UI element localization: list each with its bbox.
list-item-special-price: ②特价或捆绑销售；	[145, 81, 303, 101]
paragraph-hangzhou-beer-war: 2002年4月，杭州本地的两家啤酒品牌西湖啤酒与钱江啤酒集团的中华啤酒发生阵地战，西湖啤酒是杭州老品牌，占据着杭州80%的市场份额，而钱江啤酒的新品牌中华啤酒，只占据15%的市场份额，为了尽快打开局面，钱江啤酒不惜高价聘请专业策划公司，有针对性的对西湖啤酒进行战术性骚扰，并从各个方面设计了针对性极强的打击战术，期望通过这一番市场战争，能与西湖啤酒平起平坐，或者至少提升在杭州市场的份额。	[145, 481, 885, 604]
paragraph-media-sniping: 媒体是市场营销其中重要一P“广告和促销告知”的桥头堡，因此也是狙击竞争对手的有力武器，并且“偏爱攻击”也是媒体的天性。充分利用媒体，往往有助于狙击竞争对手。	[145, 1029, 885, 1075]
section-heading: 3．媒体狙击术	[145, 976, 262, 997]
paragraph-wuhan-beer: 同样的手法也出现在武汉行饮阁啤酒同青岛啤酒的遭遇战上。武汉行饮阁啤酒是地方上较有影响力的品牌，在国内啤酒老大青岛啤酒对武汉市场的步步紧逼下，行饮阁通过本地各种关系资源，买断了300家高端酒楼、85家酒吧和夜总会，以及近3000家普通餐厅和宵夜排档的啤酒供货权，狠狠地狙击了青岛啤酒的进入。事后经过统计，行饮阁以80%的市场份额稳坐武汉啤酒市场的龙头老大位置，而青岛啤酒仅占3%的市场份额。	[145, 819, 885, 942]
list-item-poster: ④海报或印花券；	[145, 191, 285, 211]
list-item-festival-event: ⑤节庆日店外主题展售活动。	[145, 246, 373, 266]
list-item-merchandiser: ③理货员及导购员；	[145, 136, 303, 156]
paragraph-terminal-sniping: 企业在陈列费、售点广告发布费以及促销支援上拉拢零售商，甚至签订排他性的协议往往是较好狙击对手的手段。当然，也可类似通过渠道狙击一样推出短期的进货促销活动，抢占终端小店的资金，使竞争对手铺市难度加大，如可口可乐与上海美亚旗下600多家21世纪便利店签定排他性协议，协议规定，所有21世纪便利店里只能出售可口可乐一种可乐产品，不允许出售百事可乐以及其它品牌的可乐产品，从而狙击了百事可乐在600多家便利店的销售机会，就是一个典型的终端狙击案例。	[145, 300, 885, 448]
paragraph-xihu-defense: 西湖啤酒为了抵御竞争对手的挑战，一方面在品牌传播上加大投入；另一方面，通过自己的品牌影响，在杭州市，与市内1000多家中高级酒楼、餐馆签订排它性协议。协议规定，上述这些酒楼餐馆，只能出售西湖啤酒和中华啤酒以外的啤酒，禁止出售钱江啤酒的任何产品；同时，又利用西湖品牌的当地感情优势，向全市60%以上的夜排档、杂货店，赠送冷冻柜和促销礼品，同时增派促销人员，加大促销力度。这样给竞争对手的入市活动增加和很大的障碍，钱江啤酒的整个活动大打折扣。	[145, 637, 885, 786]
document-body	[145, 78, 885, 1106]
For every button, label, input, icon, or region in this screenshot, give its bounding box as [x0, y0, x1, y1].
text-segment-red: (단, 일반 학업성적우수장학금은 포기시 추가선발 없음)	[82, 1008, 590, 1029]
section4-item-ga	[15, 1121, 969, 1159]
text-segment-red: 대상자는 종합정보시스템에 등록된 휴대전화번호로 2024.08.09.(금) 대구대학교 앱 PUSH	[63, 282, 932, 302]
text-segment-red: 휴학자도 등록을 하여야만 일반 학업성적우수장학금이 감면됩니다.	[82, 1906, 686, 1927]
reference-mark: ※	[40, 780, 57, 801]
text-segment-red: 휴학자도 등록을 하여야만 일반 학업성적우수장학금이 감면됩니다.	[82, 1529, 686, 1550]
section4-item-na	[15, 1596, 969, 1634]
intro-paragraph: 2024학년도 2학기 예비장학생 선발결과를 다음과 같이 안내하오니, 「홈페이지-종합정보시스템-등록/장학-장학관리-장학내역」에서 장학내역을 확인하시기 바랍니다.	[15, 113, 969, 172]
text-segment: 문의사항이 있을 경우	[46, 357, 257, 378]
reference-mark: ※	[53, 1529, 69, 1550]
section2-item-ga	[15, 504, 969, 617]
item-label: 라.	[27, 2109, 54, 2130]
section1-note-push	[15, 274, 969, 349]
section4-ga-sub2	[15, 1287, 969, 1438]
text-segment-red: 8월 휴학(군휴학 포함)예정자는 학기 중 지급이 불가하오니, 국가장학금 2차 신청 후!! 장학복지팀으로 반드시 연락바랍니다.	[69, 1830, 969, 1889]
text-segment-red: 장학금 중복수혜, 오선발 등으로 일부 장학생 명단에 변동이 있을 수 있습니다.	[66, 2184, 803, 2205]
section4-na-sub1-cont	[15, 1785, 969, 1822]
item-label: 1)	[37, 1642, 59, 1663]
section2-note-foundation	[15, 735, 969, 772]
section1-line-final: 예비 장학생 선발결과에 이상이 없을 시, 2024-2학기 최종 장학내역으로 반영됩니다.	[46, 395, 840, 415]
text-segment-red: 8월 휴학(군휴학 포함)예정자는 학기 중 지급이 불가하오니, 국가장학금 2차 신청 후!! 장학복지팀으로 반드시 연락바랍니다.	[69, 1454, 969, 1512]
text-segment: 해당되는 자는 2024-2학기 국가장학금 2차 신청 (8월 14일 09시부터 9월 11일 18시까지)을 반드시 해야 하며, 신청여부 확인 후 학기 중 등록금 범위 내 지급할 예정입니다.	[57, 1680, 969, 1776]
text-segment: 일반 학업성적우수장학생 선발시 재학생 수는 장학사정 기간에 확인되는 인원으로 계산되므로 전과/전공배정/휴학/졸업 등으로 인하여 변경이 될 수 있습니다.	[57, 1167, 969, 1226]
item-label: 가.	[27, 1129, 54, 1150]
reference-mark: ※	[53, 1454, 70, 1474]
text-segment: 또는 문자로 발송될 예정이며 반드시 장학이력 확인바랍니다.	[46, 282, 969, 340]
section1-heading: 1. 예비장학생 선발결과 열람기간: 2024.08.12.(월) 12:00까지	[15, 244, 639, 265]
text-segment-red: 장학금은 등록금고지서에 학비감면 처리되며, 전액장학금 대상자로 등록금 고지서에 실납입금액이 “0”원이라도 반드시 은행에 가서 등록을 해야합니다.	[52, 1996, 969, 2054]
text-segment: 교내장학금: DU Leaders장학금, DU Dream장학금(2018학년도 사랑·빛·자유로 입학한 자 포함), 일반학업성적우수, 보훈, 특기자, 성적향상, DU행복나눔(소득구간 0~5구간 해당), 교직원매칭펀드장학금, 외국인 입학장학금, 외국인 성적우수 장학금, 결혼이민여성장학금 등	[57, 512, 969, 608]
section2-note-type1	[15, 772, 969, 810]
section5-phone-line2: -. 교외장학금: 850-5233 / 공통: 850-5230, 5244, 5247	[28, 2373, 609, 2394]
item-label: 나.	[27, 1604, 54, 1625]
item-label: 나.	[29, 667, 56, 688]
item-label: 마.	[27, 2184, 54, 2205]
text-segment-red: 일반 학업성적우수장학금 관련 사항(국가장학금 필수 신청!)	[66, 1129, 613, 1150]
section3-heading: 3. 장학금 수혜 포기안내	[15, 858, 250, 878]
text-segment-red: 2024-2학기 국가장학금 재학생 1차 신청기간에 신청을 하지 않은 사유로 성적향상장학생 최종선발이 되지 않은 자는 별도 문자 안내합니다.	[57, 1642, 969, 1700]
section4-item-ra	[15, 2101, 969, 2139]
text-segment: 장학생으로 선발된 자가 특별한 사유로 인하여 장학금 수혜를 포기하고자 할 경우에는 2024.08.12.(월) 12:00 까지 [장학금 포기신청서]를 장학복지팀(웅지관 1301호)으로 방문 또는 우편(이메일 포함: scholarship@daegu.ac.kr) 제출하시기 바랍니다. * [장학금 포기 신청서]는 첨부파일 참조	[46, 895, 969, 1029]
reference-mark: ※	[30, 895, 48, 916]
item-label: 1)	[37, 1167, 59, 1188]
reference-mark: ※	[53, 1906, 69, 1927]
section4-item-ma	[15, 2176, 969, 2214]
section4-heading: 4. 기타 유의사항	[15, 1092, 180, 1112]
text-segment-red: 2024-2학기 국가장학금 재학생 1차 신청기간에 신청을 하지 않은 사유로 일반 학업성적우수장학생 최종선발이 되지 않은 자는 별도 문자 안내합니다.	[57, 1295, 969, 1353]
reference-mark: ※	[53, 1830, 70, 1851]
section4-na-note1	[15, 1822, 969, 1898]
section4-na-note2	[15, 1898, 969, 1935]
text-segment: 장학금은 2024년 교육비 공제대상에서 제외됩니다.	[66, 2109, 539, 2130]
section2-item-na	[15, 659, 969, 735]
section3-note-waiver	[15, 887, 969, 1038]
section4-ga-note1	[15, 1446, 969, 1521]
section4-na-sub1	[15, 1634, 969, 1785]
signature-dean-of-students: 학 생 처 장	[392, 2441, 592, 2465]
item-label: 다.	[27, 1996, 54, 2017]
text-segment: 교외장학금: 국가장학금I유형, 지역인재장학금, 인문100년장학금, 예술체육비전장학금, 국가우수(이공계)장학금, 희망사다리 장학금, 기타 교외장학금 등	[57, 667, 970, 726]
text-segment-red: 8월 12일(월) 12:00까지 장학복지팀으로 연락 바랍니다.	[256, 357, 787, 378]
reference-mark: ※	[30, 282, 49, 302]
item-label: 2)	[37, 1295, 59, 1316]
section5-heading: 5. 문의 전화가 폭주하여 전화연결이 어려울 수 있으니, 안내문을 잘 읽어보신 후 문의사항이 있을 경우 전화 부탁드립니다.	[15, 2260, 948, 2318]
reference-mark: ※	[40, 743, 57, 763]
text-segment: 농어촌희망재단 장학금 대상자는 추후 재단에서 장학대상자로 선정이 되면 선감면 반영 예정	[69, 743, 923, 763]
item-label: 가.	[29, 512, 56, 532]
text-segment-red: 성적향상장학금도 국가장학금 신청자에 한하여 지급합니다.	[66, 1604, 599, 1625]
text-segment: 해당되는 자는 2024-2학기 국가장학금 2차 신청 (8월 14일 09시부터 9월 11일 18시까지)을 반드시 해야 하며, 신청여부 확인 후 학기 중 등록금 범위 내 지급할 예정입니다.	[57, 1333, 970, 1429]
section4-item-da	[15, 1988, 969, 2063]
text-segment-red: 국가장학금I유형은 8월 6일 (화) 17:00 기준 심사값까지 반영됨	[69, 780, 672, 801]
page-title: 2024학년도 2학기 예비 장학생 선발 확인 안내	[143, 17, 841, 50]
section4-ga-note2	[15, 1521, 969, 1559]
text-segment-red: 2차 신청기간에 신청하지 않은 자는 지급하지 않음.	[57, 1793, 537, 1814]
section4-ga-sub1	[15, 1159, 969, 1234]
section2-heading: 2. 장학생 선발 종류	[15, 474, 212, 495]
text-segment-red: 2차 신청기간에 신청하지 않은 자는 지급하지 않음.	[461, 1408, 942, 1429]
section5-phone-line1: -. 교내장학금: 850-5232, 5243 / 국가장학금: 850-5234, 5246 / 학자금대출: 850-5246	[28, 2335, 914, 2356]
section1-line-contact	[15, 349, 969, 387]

+++++

WHAT TO PRODUCE: Format the entries as a Markdown table with the columns Row and Entry line, starting at the first line and ending at the line that contains "976, 262, 997]", including that line. Number each line and omit any blank lines.

FINAL ANSWER:
| Row | Entry line |
|---|---|
| 1 | UI element localization: list each with its bbox. |
| 2 | list-item-special-price: ②特价或捆绑销售；	[145, 81, 303, 101] |
| 3 | paragraph-hangzhou-beer-war: 2002年4月，杭州本地的两家啤酒品牌西湖啤酒与钱江啤酒集团的中华啤酒发生阵地战，西湖啤酒是杭州老品牌，占据着杭州80%的市场份额，而钱江啤酒的新品牌中华啤酒，只占据15%的市场份额，为了尽快打开局面，钱江啤酒不惜高价聘请专业策划公司，有针对性的对西湖啤酒进行战术性骚扰，并从各个方面设计了针对性极强的打击战术，期望通过这一番市场战争，能与西湖啤酒平起平坐，或者至少提升在杭州市场的份额。	[145, 481, 885, 604] |
| 4 | paragraph-media-sniping: 媒体是市场营销其中重要一P“广告和促销告知”的桥头堡，因此也是狙击竞争对手的有力武器，并且“偏爱攻击”也是媒体的天性。充分利用媒体，往往有助于狙击竞争对手。	[145, 1029, 885, 1075] |
| 5 | section-heading: 3．媒体狙击术	[145, 976, 262, 997] |